Retype the data below without altering anything.

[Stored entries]
+++++

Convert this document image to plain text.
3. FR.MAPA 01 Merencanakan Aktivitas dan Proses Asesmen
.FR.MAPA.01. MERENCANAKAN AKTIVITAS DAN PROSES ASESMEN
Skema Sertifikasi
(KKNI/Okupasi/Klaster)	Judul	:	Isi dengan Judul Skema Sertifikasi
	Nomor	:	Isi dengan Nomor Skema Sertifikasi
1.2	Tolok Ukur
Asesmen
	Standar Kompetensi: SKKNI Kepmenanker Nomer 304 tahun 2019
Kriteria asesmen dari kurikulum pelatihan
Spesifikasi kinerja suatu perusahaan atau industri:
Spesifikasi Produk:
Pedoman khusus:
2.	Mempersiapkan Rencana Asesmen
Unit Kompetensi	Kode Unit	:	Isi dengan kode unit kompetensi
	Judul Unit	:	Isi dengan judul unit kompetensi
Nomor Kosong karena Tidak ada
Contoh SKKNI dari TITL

+++++

| Solution for this exercise |
Convert this document image to plain text.
3. FR.MAPA 01 Merencanakan Aktivitas dan Proses Asesmen
.FR.MAPA.01. MERENCANAKAN AKTIVITAS DAN PROSES ASESMEN
Skema Sertifikasi
(KKNI/Okupasi/Klaster)	Judul	:	Isi dengan Judul Skema Sertifikasi
	Nomor	:	Isi dengan Nomor Skema Sertifikasi
1.2	Tolok Ukur
Asesmen
	Standar Kompetensi: SKKNI Kepmenanker Nomer 304 tahun 2019
Kriteria asesmen dari kurikulum pelatihan
Spesifikasi kinerja suatu perusahaan atau industri:
Spesifikasi Produk:
Pedoman khusus:
2.	Mempersiapkan Rencana Asesmen
Unit Kompetensi	Kode Unit	:	Isi dengan kode unit kompetensi
	Judul Unit	:	Isi dengan judul unit kompetensi
Nomor Kosong karena Tidak ada
Contoh SKKNI dari TITL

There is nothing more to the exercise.